Given entries start

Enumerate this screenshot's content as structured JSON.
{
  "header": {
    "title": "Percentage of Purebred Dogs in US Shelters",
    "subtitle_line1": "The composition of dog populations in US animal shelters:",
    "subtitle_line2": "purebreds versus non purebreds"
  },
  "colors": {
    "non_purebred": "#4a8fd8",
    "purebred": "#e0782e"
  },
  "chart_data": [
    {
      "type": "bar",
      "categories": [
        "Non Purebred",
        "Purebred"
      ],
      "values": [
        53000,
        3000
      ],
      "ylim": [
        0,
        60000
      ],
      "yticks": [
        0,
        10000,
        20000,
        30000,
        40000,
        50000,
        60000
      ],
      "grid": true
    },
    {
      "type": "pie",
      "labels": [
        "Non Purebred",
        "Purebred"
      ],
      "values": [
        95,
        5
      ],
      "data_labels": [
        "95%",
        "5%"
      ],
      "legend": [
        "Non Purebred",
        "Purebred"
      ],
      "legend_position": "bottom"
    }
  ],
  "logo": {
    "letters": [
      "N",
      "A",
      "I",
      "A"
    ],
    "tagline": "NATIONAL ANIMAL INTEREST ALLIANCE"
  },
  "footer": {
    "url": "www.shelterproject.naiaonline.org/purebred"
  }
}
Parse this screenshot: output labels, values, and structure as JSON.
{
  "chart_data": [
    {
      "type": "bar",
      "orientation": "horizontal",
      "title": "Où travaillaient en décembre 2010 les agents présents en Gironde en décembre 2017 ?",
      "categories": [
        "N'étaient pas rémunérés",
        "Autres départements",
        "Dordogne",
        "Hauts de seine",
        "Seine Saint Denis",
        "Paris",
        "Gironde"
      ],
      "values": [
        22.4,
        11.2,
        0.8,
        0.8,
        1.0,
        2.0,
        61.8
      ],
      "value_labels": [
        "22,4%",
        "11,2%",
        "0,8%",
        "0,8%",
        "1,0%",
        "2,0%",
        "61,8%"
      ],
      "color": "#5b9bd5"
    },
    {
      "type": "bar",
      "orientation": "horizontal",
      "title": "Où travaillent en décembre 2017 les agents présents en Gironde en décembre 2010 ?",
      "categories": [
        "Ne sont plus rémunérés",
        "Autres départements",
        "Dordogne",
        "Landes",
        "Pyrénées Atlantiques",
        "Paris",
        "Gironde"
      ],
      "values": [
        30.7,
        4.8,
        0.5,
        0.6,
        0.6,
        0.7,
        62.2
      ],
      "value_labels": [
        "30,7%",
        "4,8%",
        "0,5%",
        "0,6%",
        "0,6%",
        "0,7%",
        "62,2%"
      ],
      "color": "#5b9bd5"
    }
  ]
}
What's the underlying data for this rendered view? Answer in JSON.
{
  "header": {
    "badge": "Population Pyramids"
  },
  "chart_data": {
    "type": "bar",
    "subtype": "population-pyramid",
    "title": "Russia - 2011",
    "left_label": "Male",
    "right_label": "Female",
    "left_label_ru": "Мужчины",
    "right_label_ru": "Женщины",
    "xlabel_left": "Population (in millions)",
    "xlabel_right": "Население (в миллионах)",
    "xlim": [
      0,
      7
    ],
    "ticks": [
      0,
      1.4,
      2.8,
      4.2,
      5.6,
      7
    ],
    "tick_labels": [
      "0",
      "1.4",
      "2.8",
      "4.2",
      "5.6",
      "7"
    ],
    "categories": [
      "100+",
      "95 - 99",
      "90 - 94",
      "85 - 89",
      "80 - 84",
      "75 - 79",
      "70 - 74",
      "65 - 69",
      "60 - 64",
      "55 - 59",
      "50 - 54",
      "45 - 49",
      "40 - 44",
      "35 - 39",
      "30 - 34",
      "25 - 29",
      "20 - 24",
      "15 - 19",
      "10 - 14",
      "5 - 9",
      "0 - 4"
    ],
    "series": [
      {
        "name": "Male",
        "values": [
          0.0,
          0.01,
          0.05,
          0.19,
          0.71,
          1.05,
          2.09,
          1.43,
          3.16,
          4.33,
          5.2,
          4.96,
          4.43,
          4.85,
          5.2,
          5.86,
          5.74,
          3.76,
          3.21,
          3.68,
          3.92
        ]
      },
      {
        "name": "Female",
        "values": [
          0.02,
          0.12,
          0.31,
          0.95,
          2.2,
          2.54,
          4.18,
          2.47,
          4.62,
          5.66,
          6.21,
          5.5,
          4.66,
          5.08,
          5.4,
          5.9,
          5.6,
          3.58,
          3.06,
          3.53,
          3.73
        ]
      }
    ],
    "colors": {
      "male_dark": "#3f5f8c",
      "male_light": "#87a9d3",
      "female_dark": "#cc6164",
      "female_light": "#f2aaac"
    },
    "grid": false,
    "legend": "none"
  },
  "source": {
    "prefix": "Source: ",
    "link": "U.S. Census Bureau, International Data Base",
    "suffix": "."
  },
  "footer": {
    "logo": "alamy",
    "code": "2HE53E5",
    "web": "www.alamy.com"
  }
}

Given entries end

Work instructions:
Restate every line of the data word for word.

Exercise answer:
Enumerate this screenshot's content as structured JSON.
{
  "header": {
    "title": "Percentage of Purebred Dogs in US Shelters",
    "subtitle_line1": "The composition of dog populations in US animal shelters:",
    "subtitle_line2": "purebreds versus non purebreds"
  },
  "colors": {
    "non_purebred": "#4a8fd8",
    "purebred": "#e0782e"
  },
  "chart_data": [
    {
      "type": "bar",
      "categories": [
        "Non Purebred",
        "Purebred"
      ],
      "values": [
        53000,
        3000
      ],
      "ylim": [
        0,
        60000
      ],
      "yticks": [
        0,
        10000,
        20000,
        30000,
        40000,
        50000,
        60000
      ],
      "grid": true
    },
    {
      "type": "pie",
      "labels": [
        "Non Purebred",
        "Purebred"
      ],
      "values": [
        95,
        5
      ],
      "data_labels": [
        "95%",
        "5%"
      ],
      "legend": [
        "Non Purebred",
        "Purebred"
      ],
      "legend_position": "bottom"
    }
  ],
  "logo": {
    "letters": [
      "N",
      "A",
      "I",
      "A"
    ],
    "tagline": "NATIONAL ANIMAL INTEREST ALLIANCE"
  },
  "footer": {
    "url": "www.shelterproject.naiaonline.org/purebred"
  }
}
Parse this screenshot: output labels, values, and structure as JSON.
{
  "chart_data": [
    {
      "type": "bar",
      "orientation": "horizontal",
      "title": "Où travaillaient en décembre 2010 les agents présents en Gironde en décembre 2017 ?",
      "categories": [
        "N'étaient pas rémunérés",
        "Autres départements",
        "Dordogne",
        "Hauts de seine",
        "Seine Saint Denis",
        "Paris",
        "Gironde"
      ],
      "values": [
        22.4,
        11.2,
        0.8,
        0.8,
        1.0,
        2.0,
        61.8
      ],
      "value_labels": [
        "22,4%",
        "11,2%",
        "0,8%",
        "0,8%",
        "1,0%",
        "2,0%",
        "61,8%"
      ],
      "color": "#5b9bd5"
    },
    {
      "type": "bar",
      "orientation": "horizontal",
      "title": "Où travaillent en décembre 2017 les agents présents en Gironde en décembre 2010 ?",
      "categories": [
        "Ne sont plus rémunérés",
        "Autres départements",
        "Dordogne",
        "Landes",
        "Pyrénées Atlantiques",
        "Paris",
        "Gironde"
      ],
      "values": [
        30.7,
        4.8,
        0.5,
        0.6,
        0.6,
        0.7,
        62.2
      ],
      "value_labels": [
        "30,7%",
        "4,8%",
        "0,5%",
        "0,6%",
        "0,6%",
        "0,7%",
        "62,2%"
      ],
      "color": "#5b9bd5"
    }
  ]
}
What's the underlying data for this rendered view? Answer in JSON.
{
  "header": {
    "badge": "Population Pyramids"
  },
  "chart_data": {
    "type": "bar",
    "subtype": "population-pyramid",
    "title": "Russia - 2011",
    "left_label": "Male",
    "right_label": "Female",
    "left_label_ru": "Мужчины",
    "right_label_ru": "Женщины",
    "xlabel_left": "Population (in millions)",
    "xlabel_right": "Население (в миллионах)",
    "xlim": [
      0,
      7
    ],
    "ticks": [
      0,
      1.4,
      2.8,
      4.2,
      5.6,
      7
    ],
    "tick_labels": [
      "0",
      "1.4",
      "2.8",
      "4.2",
      "5.6",
      "7"
    ],
    "categories": [
      "100+",
      "95 - 99",
      "90 - 94",
      "85 - 89",
      "80 - 84",
      "75 - 79",
      "70 - 74",
      "65 - 69",
      "60 - 64",
      "55 - 59",
      "50 - 54",
      "45 - 49",
      "40 - 44",
      "35 - 39",
      "30 - 34",
      "25 - 29",
      "20 - 24",
      "15 - 19",
      "10 - 14",
      "5 - 9",
      "0 - 4"
    ],
    "series": [
      {
        "name": "Male",
        "values": [
          0.0,
          0.01,
          0.05,
          0.19,
          0.71,
          1.05,
          2.09,
          1.43,
          3.16,
          4.33,
          5.2,
          4.96,
          4.43,
          4.85,
          5.2,
          5.86,
          5.74,
          3.76,
          3.21,
          3.68,
          3.92
        ]
      },
      {
        "name": "Female",
        "values": [
          0.02,
          0.12,
          0.31,
          0.95,
          2.2,
          2.54,
          4.18,
          2.47,
          4.62,
          5.66,
          6.21,
          5.5,
          4.66,
          5.08,
          5.4,
          5.9,
          5.6,
          3.58,
          3.06,
          3.53,
          3.73
        ]
      }
    ],
    "colors": {
      "male_dark": "#3f5f8c",
      "male_light": "#87a9d3",
      "female_dark": "#cc6164",
      "female_light": "#f2aaac"
    },
    "grid": false,
    "legend": "none"
  },
  "source": {
    "prefix": "Source: ",
    "link": "U.S. Census Bureau, International Data Base",
    "suffix": "."
  },
  "footer": {
    "logo": "alamy",
    "code": "2HE53E5",
    "web": "www.alamy.com"
  }
}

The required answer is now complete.